=== Kutipan Terpilih ===
Sebagai salah satu bangunan paling terkenal di dunia, Taj Mahal telah ‘menyihir’ dunia dengan pesonanya yang indah. Sebagai salah satu bangunan yang termasuk dalam ‘7 Keajaiban Dunia’, mausoleum ini menjadi ikon kota Agra dan negara India, dan tercatat dalam UNESCO World Heritage Site, pada tahun 1983. Menurut Encyclopædia Britannica, Taj Mahal dibangun oleh kaisar Mughal Shah Jahān (berkuasa tahun 1628–1658) untuk memperingati kematian istri tercintanya, Mumtaz Mahal. Arsitektur Taj Mahal yang menggabungkan elemen bercorak India dan Persia membuatnya menjadi destinasi wisata yang populer. Selama ini Taj Mahal selalu identik dengan perwujudan cinta abadi seorang raja terhadap permaisurinya. Tapi apakah tepat demikian?

Karena umumnya sejarah ditulis oleh pemenang, maka banyak detail yang ‘disembunyikan’, biasanya untuk melindungi kepentingan penguasa. Ini-lah yang membuat saya terinspirasi untuk menggali lebih dalam tentang fakta sejarah (khususnya yang tidak pernah diajarkan di sekolah). Karena sejarah bersifat relatif, alangkah baiknya pikiran terbuka oleh berbagai perspektif berbeda, untuk menambah wawasan kita semua.

Wafatnya Mumtaz Mahal

Pada tanggal 6 Februari 1628, Shah Jahān naik tahta di kota Agra sebagai maharaja Mughal pertama di abad kedua dinasti tersebut berkuasa di sub-benua India. Dengan demikian permaisuri utamanya, Mumtaz Mahal (nama aslinya Arjumand Banu Begum), didaulat sebagai Malika-i-Jahan, atau ‘Ratu Dunia’. Menurut sejarawan E.B. Findley dalam bukunya Nur Jahan: Empress of Mughal India (1993:308), Mumtaz adalah wanita yang paling dicintai sang maharaja, yang dibuktikan dengan ‘tunjangan’ tahunan sebesar 1 juta rupee, yang menjadi rekor pada saat itu. Mereka berdua menikah pada tanggal 10 Mei 1612, setelah bertunangan sejak tahun 1607. Selama hidupnya sebagai wanita nomor satu di kekaisaran Mughal, Mumtaz turut serta dalam mengurus administrasi pemerintahan dan juga menemani sang kaisar dalam peperangan.
===
→ Daftar Tugas
1. Jawab pertanyaan berikut berdasarkan teks tentang Taj Mahal:
(a) Pada tahun berapa Taj Mahal tercatat dalam UNESCO World Heritage Site?
(b) Siapa nama asli Mumtaz Mahal?
(c) Kapan Shah Jahān dan Mumtaz Mahal menikah?
2. Tolong ubah paragraf dalam teks tentang Taj Mahal yang diawali "Pada tanggal 6 Februari 1628" menjadi daftar ringkas yang memuat fakta-fakta utamanya.
3. Tuliskan lanjutan teks tentang Taj Mahal, dimulai setelah kalimat terakhirnya.
Baris-baris yang disertakan tidak diperlukan.
=== Data yang Diberikan ===
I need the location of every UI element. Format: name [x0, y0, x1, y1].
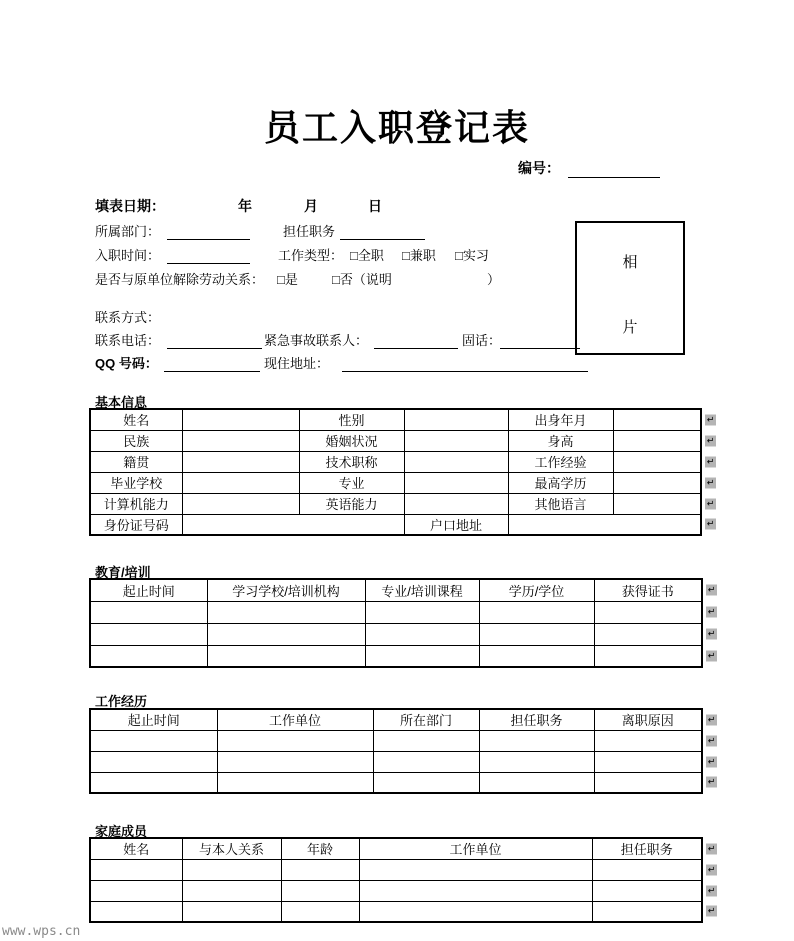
- input-cell[interactable]: [404, 493, 508, 514]
- input-cell[interactable]: [594, 730, 716, 751]
- input-cell[interactable]: [613, 430, 715, 451]
- page-title: 员工入职登记表: [263, 107, 530, 148]
- row-end-mark-icon: ↵: [706, 518, 715, 529]
- field-label-cell: 毕业学校: [90, 472, 182, 493]
- qq-label: QQ 号码：: [95, 356, 158, 371]
- day-label: 日: [368, 198, 382, 214]
- input-cell[interactable]: [404, 472, 508, 493]
- table-row: [90, 472, 701, 493]
- input-cell[interactable]: [281, 859, 359, 880]
- row-end-mark-icon: ↵: [707, 843, 716, 854]
- row-end-mark-icon: ↵: [707, 776, 716, 787]
- input-cell[interactable]: [90, 645, 207, 667]
- phone-label: 联系电话：: [95, 333, 161, 348]
- input-cell[interactable]: [217, 751, 373, 772]
- input-cell[interactable]: [182, 409, 299, 430]
- input-cell[interactable]: [613, 409, 715, 430]
- field-label-cell: 与本人关系: [182, 838, 281, 859]
- row-end-mark-icon: ↵: [707, 584, 716, 595]
- section-title-family-members: 家庭成员: [95, 824, 148, 839]
- input-cell[interactable]: [182, 859, 281, 880]
- work-history-table: [89, 708, 716, 794]
- table-row: [90, 430, 701, 451]
- row-end-mark-icon: ↵: [707, 905, 716, 916]
- input-cell[interactable]: [594, 645, 716, 667]
- section-work-history: [89, 691, 716, 794]
- emergency-contact-label: 紧急事故联系人：: [264, 333, 369, 348]
- row-end-mark-icon: ↵: [706, 414, 715, 425]
- table-row: [90, 709, 702, 730]
- input-cell[interactable]: [479, 601, 594, 623]
- field-label-cell: 学历/学位: [479, 579, 594, 601]
- contact-header-label: 联系方式：: [95, 310, 161, 325]
- checkbox-fulltime[interactable]: □全职: [350, 248, 384, 263]
- input-cell[interactable]: [359, 880, 592, 901]
- field-label-cell: 技术职称: [299, 451, 404, 472]
- field-label-cell: 英语能力: [299, 493, 404, 514]
- field-label-cell: 身份证号码: [90, 514, 182, 535]
- table-row: [90, 772, 702, 793]
- work-type-label: 工作类型：: [278, 248, 344, 263]
- input-cell[interactable]: [90, 751, 217, 772]
- field-label-cell: 其他语言: [508, 493, 613, 514]
- post-label: 担任职务: [283, 224, 336, 239]
- field-label-cell: 工作单位: [217, 709, 373, 730]
- field-label-cell: 婚姻状况: [299, 430, 404, 451]
- input-cell[interactable]: [182, 451, 299, 472]
- serial-blank-line[interactable]: [568, 160, 660, 178]
- year-label: 年: [238, 198, 252, 214]
- fill-date-label: 填表日期：: [95, 198, 165, 214]
- input-cell[interactable]: [592, 859, 716, 880]
- input-cell[interactable]: [373, 751, 479, 772]
- input-cell[interactable]: [479, 623, 594, 645]
- section-title-work-history: 工作经历: [95, 694, 148, 709]
- input-cell[interactable]: [479, 645, 594, 667]
- field-label-cell: 担任职务: [479, 709, 594, 730]
- table-row: [90, 623, 702, 645]
- qq-blank-line[interactable]: [164, 354, 260, 372]
- field-label-cell: 起止时间: [90, 579, 207, 601]
- checkbox-no-note[interactable]: □否（说明: [332, 272, 392, 287]
- input-cell[interactable]: [90, 901, 182, 922]
- post-blank-line[interactable]: [340, 222, 425, 240]
- input-cell[interactable]: [207, 601, 365, 623]
- field-label-cell: 学习学校/培训机构: [207, 579, 365, 601]
- input-cell[interactable]: [479, 772, 594, 793]
- input-cell[interactable]: [613, 493, 715, 514]
- row-end-mark-icon: ↵: [707, 735, 716, 745]
- join-time-label: 入职时间：: [95, 248, 161, 263]
- field-label-cell: 身高: [508, 430, 613, 451]
- row-end-mark-icon: ↵: [706, 498, 715, 508]
- input-cell[interactable]: [592, 901, 716, 922]
- field-label-cell: 性别: [299, 409, 404, 430]
- input-cell[interactable]: [592, 880, 716, 901]
- table-row: [90, 645, 702, 667]
- department-label: 所属部门：: [95, 224, 161, 239]
- field-label-cell: 户口地址: [404, 514, 508, 535]
- field-label-cell: 获得证书 ↵: [594, 579, 702, 601]
- table-row: [90, 514, 701, 535]
- labor-relation-label: 是否与原单位解除劳动关系：: [95, 272, 265, 287]
- join-time-blank-line[interactable]: [167, 246, 250, 264]
- field-label-cell: 最高学历: [508, 472, 613, 493]
- table-row: [90, 880, 702, 901]
- section-basic-info: [89, 392, 715, 536]
- education-table: [89, 578, 716, 668]
- input-cell[interactable]: [90, 730, 217, 751]
- input-cell[interactable]: [613, 451, 715, 472]
- input-cell[interactable]: [90, 623, 207, 645]
- table-row: [90, 838, 702, 859]
- table-row: [90, 730, 702, 751]
- table-row: [90, 751, 702, 772]
- month-label: 月: [304, 198, 318, 214]
- input-cell[interactable]: [373, 730, 479, 751]
- photo-box: [575, 221, 685, 355]
- input-cell[interactable]: [613, 472, 715, 493]
- table-row: [90, 859, 702, 880]
- department-blank-line[interactable]: [167, 222, 250, 240]
- input-cell[interactable]: [207, 623, 365, 645]
- section-title-basic-info: 基本信息: [95, 395, 148, 410]
- field-label-cell: 姓名: [90, 838, 182, 859]
- input-cell[interactable]: [182, 430, 299, 451]
- field-label-cell: 担任职务 ↵: [592, 838, 702, 859]
- input-cell[interactable]: [359, 901, 592, 922]
- input-cell[interactable]: [594, 623, 716, 645]
- row-end-mark-icon: ↵: [706, 456, 715, 466]
- field-label-cell: 工作单位: [359, 838, 592, 859]
- input-cell[interactable]: [508, 514, 715, 535]
- input-cell[interactable]: [182, 514, 404, 535]
- input-cell[interactable]: [90, 859, 182, 880]
- input-cell[interactable]: [217, 772, 373, 793]
- input-cell[interactable]: [365, 601, 479, 623]
- field-label-cell: 专业: [299, 472, 404, 493]
- row-end-mark-icon: ↵: [707, 714, 716, 725]
- photo-char-1: 相: [622, 254, 638, 271]
- address-blank-line[interactable]: [342, 354, 588, 372]
- input-cell[interactable]: [217, 730, 373, 751]
- table-row: [90, 901, 702, 922]
- field-label-cell: 民族: [90, 430, 182, 451]
- input-cell[interactable]: [594, 601, 716, 623]
- input-cell[interactable]: [404, 409, 508, 430]
- field-label-cell: 工作经验: [508, 451, 613, 472]
- section-education: [89, 562, 716, 668]
- input-cell[interactable]: [479, 751, 594, 772]
- field-label-cell: 计算机能力: [90, 493, 182, 514]
- field-label-cell: 所在部门: [373, 709, 479, 730]
- section-title-education: 教育/培训: [95, 565, 151, 580]
- landline-blank-line[interactable]: [500, 331, 580, 349]
- input-cell[interactable]: [404, 451, 508, 472]
- table-row: [90, 451, 701, 472]
- section-family-members: [89, 821, 716, 923]
- input-cell[interactable]: [90, 601, 207, 623]
- row-end-mark-icon: ↵: [707, 864, 716, 874]
- family-members-table: [89, 837, 716, 923]
- input-cell[interactable]: [594, 751, 716, 772]
- input-cell[interactable]: [404, 430, 508, 451]
- input-cell[interactable]: [182, 493, 299, 514]
- input-cell[interactable]: [90, 772, 217, 793]
- row-end-mark-icon: ↵: [706, 477, 715, 487]
- input-cell[interactable]: [359, 859, 592, 880]
- basic-info-table: [89, 408, 715, 536]
- serial-label: 编号：: [518, 160, 560, 176]
- input-cell[interactable]: [479, 730, 594, 751]
- phone-blank-line[interactable]: [167, 331, 262, 349]
- input-cell[interactable]: [281, 901, 359, 922]
- row-end-mark-icon: ↵: [707, 628, 716, 639]
- checkbox-intern[interactable]: □实习: [455, 248, 489, 263]
- field-label-cell: 籍贯: [90, 451, 182, 472]
- landline-label: 固话：: [462, 333, 502, 348]
- input-cell[interactable]: [182, 901, 281, 922]
- field-label-cell: 姓名: [90, 409, 182, 430]
- input-cell[interactable]: [594, 772, 716, 793]
- input-cell[interactable]: [365, 645, 479, 667]
- table-row: [90, 601, 702, 623]
- table-row: [90, 493, 701, 514]
- input-cell[interactable]: [373, 772, 479, 793]
- field-label-cell: 起止时间: [90, 709, 217, 730]
- input-cell[interactable]: [182, 472, 299, 493]
- emergency-blank-line[interactable]: [374, 331, 458, 349]
- field-label-cell: 离职原因 ↵: [594, 709, 702, 730]
- checkbox-yes[interactable]: □是: [277, 272, 298, 287]
- row-end-mark-icon: ↵: [707, 756, 716, 766]
- row-end-mark-icon: ↵: [707, 650, 716, 661]
- input-cell[interactable]: [90, 880, 182, 901]
- table-row: [90, 409, 701, 430]
- input-cell[interactable]: [281, 880, 359, 901]
- field-label-cell: 专业/培训课程: [365, 579, 479, 601]
- table-row: [90, 579, 702, 601]
- checkbox-parttime[interactable]: □兼职: [402, 248, 436, 263]
- field-label-cell: 出身年月: [508, 409, 613, 430]
- row-end-mark-icon: ↵: [706, 435, 715, 445]
- row-end-mark-icon: ↵: [707, 885, 716, 895]
- close-paren: ）: [487, 272, 501, 287]
- photo-char-2: 片: [622, 319, 638, 336]
- wps-watermark: www.wps.cn: [2, 924, 81, 939]
- row-end-mark-icon: ↵: [707, 606, 716, 617]
- input-cell[interactable]: [365, 623, 479, 645]
- address-label: 现住地址：: [264, 356, 330, 371]
- input-cell[interactable]: [182, 880, 281, 901]
- input-cell[interactable]: [207, 645, 365, 667]
- field-label-cell: 年龄: [281, 838, 359, 859]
===
→ Jawaban Tugas
1.
(a) 1983
(b) Arjumand Banu Begum
(c) 10 Mei 1612

2.
- Shah Jahān naik tahta di Agra pada 6 Februari 1628 sebagai maharaja Mughal pertama di abad kedua kekuasaan dinasti itu di sub-benua India.
- Permaisuri utamanya, Mumtaz Mahal (nama asli Arjumand Banu Begum), didaulat sebagai Malika-i-Jahan atau 'Ratu Dunia'.
- Menurut sejarawan E.B. Findley dalam Nur Jahan: Empress of Mughal India (1993:308), Mumtaz adalah wanita yang paling dicintai sang maharaja, terbukti dari tunjangan tahunan 1 juta rupee yang menjadi rekor saat itu.
- Keduanya bertunangan sejak 1607 dan menikah pada 10 Mei 1612.
- Mumtaz ikut mengurus administrasi pemerintahan dan menemani kaisar dalam peperangan.

3.
Selama 19 tahun pernikahan, mereka telah dikaruniai 14 anak. Sayangnya, Mumtaz meninggal dunia pada tahun 1631 akibat postpartum hemorrhage. Saat itu, ia baru saja melahirkan anak terakhir (seorang perempuan), yang bernama Gauharara Begum. Kematian ini bisa saja terhindarkan di era sekarang, namun pada saat itu bahkan lingkungan istana kaisar pun tidak memiliki pelayanan kesehatan yang memadai (mutakhir) untuk wanita hamil. Jika permaisuri termasyhur Mughal saja tidak bisa diselamatkan, bisa dibayangkan nasib rakyat jelata bila menghadapi komplikasi maternal pada zaman itu. Peneliti kesehatan Anant Kumar dalam jurnalnya yang berjudul Monument of Love or Symbol of Maternal Death: The Story Behind the Taj Mahal (2014:5), bahkan berpendapat Taj Mahal seharusnya menjadi monumen kematian maternal, yang hingga sekarang masih menjadi masalah di India.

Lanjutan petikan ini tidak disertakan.